==== Recorded data

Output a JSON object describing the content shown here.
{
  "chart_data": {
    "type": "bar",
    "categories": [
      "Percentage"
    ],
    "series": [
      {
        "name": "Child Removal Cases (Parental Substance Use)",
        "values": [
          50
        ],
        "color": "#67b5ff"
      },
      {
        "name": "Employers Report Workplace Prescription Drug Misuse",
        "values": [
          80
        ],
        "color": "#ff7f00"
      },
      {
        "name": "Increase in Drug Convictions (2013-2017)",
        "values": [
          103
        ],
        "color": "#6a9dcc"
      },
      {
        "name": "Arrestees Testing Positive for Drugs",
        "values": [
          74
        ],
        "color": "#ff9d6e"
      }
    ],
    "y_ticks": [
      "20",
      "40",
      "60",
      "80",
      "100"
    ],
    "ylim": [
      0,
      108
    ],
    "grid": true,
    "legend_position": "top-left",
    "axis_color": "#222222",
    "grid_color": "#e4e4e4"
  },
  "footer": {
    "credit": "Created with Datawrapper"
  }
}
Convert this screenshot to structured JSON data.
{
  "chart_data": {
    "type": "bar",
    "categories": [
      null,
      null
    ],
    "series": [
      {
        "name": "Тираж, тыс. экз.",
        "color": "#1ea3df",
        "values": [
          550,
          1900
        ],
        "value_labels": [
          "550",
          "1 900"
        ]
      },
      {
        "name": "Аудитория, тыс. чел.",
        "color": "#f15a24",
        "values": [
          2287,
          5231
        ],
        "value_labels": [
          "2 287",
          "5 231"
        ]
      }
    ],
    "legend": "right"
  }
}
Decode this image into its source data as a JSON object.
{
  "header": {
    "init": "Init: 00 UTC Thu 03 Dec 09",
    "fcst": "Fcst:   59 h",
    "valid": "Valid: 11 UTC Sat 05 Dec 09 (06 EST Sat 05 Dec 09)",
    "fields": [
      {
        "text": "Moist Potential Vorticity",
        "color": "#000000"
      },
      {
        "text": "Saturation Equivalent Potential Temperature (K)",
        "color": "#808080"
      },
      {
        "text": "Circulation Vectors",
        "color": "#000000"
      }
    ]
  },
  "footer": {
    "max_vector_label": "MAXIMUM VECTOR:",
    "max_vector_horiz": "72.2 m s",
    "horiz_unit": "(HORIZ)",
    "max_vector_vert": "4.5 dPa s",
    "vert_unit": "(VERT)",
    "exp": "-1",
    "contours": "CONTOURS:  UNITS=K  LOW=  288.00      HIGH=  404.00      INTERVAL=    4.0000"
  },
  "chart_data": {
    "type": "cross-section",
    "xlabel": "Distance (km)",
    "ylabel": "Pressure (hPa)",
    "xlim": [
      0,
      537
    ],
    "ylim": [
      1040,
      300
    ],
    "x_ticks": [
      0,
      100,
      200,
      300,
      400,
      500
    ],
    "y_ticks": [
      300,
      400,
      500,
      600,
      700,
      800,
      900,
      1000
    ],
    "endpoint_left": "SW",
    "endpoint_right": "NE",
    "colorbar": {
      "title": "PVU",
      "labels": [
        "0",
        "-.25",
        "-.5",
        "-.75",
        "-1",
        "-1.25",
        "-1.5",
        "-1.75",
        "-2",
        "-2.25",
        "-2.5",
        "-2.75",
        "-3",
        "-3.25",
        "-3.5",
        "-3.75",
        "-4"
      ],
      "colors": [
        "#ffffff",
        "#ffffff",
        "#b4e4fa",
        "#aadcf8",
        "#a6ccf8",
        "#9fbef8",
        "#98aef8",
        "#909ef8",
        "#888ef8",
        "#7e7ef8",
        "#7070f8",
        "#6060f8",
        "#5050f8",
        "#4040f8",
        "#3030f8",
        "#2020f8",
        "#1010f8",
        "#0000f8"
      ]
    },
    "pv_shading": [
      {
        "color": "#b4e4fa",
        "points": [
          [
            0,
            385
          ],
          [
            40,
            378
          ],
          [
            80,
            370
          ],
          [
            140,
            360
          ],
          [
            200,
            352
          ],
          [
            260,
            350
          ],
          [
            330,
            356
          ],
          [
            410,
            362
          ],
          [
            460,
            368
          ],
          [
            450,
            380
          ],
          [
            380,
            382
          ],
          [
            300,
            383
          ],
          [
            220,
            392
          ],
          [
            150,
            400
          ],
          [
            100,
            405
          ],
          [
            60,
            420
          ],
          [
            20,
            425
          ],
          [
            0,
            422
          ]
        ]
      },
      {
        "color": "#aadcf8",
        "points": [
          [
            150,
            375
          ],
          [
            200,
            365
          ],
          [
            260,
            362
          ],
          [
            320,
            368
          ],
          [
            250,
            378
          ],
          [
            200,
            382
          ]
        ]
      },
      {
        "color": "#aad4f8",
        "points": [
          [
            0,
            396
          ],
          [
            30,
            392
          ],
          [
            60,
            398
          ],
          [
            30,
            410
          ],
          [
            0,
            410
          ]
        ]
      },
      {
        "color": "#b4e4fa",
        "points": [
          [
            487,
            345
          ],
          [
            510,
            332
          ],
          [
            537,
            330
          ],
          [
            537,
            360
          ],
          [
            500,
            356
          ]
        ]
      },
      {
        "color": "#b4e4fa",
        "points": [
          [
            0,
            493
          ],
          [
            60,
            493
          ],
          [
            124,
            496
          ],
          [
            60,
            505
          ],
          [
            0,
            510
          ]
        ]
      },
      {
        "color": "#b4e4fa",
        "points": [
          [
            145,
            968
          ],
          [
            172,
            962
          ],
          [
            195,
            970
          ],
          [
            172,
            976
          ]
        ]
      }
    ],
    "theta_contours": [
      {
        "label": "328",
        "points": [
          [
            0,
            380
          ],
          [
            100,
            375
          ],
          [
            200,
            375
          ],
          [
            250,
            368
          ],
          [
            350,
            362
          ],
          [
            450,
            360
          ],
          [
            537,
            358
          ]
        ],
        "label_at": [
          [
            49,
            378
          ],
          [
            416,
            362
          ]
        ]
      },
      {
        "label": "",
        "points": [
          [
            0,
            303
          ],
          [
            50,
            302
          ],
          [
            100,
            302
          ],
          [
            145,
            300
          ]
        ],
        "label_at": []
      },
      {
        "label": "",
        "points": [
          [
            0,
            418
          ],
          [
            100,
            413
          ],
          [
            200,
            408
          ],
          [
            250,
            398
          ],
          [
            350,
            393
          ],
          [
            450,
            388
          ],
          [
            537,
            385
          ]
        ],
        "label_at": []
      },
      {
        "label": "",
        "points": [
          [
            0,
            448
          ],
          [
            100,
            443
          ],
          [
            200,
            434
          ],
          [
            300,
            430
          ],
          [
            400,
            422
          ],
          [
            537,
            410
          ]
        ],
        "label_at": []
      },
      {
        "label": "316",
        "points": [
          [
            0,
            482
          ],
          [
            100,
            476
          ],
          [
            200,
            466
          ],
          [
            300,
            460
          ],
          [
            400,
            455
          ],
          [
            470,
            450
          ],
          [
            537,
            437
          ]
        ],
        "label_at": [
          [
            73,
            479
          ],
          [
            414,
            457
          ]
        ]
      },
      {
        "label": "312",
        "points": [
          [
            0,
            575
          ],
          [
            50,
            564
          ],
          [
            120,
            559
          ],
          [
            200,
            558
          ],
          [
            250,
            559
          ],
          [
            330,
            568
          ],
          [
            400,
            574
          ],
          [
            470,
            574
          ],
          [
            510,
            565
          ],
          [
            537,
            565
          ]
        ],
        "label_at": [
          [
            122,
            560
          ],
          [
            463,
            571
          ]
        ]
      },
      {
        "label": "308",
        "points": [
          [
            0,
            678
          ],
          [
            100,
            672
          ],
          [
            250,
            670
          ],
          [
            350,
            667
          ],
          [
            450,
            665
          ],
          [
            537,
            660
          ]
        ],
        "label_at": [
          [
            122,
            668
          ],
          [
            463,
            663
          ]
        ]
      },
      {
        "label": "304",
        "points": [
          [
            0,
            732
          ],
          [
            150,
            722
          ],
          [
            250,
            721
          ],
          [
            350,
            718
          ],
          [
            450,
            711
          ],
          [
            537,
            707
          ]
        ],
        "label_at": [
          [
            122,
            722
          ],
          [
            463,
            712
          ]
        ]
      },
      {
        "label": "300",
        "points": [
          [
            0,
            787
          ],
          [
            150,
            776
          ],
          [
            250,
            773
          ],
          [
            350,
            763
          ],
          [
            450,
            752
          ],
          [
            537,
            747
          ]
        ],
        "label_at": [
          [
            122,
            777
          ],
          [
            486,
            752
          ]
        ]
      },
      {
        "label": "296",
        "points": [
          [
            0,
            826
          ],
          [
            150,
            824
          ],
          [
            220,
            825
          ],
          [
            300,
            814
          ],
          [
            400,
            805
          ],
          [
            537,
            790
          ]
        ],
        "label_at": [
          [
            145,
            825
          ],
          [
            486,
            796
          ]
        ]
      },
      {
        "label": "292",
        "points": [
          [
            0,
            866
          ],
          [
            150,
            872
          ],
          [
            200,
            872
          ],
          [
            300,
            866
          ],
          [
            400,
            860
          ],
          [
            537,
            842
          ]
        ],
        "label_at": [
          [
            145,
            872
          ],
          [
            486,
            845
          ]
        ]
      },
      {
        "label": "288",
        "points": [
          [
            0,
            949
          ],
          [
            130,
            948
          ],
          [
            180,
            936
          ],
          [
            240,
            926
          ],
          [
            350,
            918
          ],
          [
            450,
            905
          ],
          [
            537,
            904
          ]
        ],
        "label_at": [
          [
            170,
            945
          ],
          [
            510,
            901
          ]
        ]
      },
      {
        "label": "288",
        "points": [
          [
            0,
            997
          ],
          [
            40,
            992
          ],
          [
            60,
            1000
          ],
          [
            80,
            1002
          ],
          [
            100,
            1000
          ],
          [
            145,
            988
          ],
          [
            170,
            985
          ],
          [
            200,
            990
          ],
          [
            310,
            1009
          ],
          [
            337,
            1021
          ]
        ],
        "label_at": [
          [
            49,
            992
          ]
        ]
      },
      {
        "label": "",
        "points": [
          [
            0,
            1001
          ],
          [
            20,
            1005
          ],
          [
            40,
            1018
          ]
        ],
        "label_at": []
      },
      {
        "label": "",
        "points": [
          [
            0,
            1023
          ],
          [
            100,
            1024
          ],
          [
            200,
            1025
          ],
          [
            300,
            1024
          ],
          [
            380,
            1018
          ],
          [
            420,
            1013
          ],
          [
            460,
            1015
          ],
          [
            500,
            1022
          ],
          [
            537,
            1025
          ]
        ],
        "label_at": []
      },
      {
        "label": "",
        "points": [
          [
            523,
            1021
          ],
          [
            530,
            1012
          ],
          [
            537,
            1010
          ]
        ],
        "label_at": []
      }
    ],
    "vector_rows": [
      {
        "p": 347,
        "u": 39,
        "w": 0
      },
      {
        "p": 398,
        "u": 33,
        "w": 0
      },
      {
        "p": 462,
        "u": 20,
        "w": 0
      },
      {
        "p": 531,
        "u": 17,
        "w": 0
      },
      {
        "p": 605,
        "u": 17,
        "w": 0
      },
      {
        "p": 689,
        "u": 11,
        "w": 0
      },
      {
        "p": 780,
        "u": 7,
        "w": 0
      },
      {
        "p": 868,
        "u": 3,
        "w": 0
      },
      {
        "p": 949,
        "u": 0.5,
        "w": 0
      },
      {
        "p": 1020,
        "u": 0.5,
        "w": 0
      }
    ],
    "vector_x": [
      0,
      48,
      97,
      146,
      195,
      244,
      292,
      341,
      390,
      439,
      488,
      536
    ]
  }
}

========

Exercise task :: Pull every line containing the word "Potential" out of the material and copy it.

Full answer ::
        "text": "Moist Potential Vorticity",
        "text": "Saturation Equivalent Potential Temperature (K)",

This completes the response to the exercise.